— Begin —

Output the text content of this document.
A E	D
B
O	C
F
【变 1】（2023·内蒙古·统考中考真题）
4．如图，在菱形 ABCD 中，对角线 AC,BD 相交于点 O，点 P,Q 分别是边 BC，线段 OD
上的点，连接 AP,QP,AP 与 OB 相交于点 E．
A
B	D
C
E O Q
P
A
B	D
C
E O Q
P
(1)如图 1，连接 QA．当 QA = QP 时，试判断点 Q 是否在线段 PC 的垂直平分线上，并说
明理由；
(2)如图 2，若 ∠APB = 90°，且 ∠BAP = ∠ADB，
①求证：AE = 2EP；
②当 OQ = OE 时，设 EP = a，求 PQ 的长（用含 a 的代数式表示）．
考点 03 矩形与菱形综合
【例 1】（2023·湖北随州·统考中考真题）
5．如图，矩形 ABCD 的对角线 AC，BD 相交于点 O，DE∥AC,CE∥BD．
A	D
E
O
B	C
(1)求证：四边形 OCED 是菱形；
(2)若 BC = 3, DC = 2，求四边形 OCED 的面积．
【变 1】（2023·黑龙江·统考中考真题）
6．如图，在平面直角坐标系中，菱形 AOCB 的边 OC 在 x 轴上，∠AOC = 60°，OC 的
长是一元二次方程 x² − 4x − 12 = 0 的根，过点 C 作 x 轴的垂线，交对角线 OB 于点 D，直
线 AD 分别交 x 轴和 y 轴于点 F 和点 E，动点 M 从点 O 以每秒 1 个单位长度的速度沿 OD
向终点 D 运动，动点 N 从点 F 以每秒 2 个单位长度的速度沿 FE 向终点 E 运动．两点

— End —

### STATED EXERCISE
Would you reproduce all the entries exactly?

### ANSWER FOR THE TASK
Output the text content of this document.
A E	D
B
O	C
F
【变 1】（2023·内蒙古·统考中考真题）
4．如图，在菱形 ABCD 中，对角线 AC,BD 相交于点 O，点 P,Q 分别是边 BC，线段 OD
上的点，连接 AP,QP,AP 与 OB 相交于点 E．
A
B	D
C
E O Q
P
A
B	D
C
E O Q
P
(1)如图 1，连接 QA．当 QA = QP 时，试判断点 Q 是否在线段 PC 的垂直平分线上，并说
明理由；
(2)如图 2，若 ∠APB = 90°，且 ∠BAP = ∠ADB，
①求证：AE = 2EP；
②当 OQ = OE 时，设 EP = a，求 PQ 的长（用含 a 的代数式表示）．
考点 03 矩形与菱形综合
【例 1】（2023·湖北随州·统考中考真题）
5．如图，矩形 ABCD 的对角线 AC，BD 相交于点 O，DE∥AC,CE∥BD．
A	D
E
O
B	C
(1)求证：四边形 OCED 是菱形；
(2)若 BC = 3, DC = 2，求四边形 OCED 的面积．
【变 1】（2023·黑龙江·统考中考真题）
6．如图，在平面直角坐标系中，菱形 AOCB 的边 OC 在 x 轴上，∠AOC = 60°，OC 的
长是一元二次方程 x² − 4x − 12 = 0 的根，过点 C 作 x 轴的垂线，交对角线 OB 于点 D，直
线 AD 分别交 x 轴和 y 轴于点 F 和点 E，动点 M 从点 O 以每秒 1 个单位长度的速度沿 OD
向终点 D 运动，动点 N 从点 F 以每秒 2 个单位长度的速度沿 FE 向终点 E 运动．两点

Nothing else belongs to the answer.